* _Working data_:
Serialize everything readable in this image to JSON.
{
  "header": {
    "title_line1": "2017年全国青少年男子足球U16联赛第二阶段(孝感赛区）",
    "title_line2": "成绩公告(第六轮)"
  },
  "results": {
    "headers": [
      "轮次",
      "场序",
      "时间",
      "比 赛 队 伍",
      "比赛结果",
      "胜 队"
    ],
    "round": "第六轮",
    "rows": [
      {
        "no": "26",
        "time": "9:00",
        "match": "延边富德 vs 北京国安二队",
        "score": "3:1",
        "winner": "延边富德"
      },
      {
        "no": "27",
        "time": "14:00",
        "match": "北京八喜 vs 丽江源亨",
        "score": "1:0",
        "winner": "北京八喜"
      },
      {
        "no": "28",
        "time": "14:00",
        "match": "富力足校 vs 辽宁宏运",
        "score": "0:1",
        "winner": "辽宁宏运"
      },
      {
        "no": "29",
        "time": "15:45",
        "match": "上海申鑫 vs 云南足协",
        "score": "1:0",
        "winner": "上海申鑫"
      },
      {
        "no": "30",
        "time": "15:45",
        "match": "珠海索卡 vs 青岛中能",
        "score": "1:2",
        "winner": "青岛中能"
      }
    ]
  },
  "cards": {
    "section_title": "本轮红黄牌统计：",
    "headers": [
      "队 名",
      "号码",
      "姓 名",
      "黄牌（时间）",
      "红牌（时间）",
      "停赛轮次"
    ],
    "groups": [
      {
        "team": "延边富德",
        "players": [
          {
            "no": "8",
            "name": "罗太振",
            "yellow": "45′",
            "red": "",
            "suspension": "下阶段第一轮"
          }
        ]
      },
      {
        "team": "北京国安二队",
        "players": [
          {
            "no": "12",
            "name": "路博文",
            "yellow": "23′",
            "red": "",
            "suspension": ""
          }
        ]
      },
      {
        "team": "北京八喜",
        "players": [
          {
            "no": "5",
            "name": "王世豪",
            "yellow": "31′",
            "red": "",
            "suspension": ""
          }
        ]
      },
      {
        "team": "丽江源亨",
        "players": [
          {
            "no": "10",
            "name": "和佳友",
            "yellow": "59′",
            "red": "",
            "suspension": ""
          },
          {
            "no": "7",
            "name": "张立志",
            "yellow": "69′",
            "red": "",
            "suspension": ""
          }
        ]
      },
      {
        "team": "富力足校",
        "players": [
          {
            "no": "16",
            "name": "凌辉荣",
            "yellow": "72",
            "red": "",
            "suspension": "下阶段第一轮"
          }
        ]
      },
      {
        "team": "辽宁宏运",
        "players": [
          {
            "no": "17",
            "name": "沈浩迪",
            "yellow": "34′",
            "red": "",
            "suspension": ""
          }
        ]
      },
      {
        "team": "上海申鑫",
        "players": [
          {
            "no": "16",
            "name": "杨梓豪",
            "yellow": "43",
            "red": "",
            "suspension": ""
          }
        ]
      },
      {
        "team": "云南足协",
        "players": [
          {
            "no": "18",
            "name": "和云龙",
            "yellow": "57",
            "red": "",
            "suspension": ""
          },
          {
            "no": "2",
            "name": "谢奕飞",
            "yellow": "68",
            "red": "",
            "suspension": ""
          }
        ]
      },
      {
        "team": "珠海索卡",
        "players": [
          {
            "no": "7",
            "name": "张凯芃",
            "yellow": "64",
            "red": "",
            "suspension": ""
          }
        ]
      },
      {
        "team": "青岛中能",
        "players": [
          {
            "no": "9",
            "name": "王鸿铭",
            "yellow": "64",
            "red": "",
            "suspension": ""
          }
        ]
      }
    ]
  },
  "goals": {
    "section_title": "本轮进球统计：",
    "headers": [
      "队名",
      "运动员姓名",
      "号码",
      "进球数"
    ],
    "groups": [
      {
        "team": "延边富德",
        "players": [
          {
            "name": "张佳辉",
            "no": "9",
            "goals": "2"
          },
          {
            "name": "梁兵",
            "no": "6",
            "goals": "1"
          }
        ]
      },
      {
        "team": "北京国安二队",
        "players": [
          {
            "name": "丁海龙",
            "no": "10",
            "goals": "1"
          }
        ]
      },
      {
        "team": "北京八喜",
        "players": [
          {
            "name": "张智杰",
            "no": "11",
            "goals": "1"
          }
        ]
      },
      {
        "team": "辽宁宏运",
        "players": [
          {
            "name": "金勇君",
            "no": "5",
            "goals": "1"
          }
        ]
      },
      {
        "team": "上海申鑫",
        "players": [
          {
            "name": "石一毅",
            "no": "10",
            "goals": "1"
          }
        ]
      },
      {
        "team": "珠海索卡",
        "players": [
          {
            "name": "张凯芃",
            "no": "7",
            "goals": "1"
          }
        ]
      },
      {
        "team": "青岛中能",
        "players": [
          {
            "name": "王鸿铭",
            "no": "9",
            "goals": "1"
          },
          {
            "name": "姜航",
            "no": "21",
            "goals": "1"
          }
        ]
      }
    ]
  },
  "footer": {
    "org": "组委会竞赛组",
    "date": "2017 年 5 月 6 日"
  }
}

* _Set problem_: Report the number of lines containing the string "辽宁宏运" and add nothing to it.

* _Solution below_: 4